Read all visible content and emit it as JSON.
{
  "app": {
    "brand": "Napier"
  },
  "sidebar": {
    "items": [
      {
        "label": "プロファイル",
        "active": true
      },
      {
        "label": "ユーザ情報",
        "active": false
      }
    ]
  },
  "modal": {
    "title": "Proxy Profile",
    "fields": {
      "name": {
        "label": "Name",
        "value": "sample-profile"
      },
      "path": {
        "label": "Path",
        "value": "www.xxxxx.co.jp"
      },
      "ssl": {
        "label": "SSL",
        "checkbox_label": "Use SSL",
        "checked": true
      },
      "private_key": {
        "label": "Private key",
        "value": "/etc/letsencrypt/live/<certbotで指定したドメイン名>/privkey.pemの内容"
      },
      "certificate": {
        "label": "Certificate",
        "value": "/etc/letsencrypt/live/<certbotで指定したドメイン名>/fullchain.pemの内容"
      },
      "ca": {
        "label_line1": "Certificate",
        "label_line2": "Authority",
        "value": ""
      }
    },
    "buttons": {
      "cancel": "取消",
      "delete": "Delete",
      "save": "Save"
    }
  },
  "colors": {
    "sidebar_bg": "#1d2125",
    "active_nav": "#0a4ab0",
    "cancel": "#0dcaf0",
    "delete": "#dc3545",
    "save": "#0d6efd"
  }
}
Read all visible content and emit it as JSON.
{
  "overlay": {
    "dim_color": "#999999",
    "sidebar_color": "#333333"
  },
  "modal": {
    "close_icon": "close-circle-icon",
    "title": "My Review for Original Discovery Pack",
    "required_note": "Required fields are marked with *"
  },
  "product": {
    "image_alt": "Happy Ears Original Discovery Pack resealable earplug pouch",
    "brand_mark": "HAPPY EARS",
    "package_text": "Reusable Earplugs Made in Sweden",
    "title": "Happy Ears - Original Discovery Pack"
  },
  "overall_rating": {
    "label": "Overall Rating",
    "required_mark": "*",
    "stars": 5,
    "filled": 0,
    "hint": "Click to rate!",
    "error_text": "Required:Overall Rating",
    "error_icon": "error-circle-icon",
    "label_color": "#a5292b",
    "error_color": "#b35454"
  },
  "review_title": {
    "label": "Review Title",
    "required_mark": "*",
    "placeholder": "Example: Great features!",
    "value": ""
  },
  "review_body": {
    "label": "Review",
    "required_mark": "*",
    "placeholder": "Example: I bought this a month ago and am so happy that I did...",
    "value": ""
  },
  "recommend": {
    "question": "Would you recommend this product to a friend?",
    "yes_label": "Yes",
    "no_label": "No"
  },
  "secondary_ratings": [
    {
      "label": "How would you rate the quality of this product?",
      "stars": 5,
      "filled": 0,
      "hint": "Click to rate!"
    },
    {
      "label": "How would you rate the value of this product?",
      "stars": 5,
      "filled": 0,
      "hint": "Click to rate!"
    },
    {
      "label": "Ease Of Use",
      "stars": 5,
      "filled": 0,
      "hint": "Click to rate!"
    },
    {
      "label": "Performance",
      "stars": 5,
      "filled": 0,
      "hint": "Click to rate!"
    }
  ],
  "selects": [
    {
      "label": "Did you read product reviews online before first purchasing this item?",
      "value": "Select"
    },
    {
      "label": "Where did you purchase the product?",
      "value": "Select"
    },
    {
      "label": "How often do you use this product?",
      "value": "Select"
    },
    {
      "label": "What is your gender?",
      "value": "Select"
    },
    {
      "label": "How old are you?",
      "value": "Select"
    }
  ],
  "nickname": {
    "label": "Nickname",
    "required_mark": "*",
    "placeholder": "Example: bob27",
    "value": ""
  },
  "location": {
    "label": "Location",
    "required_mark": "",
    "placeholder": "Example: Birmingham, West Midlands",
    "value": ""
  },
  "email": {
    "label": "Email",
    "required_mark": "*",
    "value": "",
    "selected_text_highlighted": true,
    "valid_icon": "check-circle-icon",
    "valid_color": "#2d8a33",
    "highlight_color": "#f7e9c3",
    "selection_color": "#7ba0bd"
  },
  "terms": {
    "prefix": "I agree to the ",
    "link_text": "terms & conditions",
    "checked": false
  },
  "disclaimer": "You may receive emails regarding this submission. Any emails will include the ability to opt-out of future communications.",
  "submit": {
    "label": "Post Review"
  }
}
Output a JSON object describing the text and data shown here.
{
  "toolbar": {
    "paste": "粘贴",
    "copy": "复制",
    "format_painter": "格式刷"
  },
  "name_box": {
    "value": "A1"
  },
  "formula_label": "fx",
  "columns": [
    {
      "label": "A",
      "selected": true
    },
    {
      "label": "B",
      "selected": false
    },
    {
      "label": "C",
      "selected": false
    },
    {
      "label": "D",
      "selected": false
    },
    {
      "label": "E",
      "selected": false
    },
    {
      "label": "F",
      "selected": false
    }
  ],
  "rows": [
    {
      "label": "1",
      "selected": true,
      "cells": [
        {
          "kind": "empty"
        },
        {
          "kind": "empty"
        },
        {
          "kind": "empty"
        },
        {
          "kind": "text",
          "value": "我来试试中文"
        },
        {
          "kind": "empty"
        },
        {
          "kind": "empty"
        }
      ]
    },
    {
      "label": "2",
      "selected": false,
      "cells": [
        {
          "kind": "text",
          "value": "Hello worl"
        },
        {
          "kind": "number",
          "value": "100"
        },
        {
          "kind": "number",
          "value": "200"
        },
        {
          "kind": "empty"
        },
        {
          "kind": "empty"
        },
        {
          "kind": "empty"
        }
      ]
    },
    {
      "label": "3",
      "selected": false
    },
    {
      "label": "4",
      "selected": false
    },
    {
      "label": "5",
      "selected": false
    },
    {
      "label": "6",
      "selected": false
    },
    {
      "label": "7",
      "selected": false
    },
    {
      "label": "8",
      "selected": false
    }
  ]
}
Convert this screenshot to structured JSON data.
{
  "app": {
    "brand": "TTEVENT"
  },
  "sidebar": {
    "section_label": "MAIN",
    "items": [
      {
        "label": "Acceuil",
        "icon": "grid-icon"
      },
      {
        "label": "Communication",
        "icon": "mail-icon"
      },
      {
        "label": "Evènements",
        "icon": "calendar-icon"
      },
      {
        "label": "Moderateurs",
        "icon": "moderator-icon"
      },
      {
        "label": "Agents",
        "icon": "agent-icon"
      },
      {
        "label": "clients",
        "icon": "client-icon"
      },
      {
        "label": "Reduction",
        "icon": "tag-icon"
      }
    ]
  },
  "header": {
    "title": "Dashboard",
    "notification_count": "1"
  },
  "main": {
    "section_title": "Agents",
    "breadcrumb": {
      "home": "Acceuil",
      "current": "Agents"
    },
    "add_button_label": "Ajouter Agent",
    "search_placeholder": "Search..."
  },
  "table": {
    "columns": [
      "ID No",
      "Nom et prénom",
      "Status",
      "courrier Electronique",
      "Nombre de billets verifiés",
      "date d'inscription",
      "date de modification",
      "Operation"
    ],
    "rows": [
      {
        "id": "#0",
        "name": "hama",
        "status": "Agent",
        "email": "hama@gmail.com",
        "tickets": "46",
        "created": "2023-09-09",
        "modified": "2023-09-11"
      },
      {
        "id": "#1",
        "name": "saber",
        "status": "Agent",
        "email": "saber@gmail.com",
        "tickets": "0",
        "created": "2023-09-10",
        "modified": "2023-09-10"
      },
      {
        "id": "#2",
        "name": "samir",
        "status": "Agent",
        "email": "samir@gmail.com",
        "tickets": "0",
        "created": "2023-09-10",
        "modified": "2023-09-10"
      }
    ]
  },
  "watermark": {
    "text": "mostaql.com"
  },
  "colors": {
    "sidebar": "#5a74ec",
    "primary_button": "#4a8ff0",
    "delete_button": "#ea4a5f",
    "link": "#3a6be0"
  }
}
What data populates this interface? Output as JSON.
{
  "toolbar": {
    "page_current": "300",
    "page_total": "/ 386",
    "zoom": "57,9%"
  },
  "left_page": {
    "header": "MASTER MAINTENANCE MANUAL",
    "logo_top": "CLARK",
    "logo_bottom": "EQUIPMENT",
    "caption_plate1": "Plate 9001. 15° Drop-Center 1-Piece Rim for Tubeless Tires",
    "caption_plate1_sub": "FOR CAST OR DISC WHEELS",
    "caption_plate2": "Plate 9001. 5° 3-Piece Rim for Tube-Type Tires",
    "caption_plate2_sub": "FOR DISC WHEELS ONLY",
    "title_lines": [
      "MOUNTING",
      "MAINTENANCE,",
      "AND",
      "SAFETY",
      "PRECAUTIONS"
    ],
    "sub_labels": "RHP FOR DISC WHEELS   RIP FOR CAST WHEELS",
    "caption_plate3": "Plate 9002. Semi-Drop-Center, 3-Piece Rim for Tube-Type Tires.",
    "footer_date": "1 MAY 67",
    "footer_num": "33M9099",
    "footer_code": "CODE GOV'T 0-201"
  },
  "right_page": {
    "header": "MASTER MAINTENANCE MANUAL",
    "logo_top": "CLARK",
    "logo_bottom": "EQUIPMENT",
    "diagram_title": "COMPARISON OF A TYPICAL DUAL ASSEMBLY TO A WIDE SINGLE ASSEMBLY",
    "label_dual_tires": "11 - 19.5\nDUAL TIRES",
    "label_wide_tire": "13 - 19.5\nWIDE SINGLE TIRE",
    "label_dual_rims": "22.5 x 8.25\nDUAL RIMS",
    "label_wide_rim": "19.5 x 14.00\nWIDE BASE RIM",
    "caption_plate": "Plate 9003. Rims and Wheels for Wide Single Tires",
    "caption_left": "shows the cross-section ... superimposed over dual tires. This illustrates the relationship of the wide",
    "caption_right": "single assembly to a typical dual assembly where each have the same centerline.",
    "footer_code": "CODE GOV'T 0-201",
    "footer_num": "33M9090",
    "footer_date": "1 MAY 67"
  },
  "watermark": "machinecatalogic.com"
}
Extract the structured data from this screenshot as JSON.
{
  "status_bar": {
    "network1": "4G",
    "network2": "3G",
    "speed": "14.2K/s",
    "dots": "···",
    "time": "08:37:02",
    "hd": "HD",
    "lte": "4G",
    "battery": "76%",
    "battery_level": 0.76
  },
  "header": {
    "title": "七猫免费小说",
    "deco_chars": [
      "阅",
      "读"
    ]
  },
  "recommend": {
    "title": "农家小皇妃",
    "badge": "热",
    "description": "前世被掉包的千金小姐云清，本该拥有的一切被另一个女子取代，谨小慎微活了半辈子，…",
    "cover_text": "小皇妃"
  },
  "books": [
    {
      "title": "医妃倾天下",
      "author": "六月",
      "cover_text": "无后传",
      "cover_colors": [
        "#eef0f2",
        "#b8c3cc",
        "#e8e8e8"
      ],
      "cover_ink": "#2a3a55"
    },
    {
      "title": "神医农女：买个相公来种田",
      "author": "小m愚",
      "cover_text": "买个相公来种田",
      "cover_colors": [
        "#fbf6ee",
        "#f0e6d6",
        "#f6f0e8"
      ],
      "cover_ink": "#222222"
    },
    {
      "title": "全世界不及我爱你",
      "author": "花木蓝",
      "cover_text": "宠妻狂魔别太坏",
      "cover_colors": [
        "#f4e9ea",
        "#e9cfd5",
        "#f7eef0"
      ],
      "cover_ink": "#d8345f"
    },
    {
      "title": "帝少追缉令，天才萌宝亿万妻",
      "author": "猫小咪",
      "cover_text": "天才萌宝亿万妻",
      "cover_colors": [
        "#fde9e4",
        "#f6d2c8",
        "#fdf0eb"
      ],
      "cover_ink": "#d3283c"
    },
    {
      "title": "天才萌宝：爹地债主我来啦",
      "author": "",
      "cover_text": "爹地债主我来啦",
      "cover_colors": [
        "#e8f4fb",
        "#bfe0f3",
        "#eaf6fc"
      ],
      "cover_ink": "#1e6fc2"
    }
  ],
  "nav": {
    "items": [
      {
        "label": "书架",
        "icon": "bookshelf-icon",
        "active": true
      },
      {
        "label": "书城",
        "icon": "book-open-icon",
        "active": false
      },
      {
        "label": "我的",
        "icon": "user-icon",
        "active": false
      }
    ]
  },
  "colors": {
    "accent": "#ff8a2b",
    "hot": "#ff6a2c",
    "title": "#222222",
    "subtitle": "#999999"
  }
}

○ ○ ○

## Work to do
Copy every line that includes the string "nWIDE" from the material above.

## Exercise response
    "label_wide_tire": "13 - 19.5\nWIDE SINGLE TIRE",
    "label_wide_rim": "19.5 x 14.00\nWIDE BASE RIM",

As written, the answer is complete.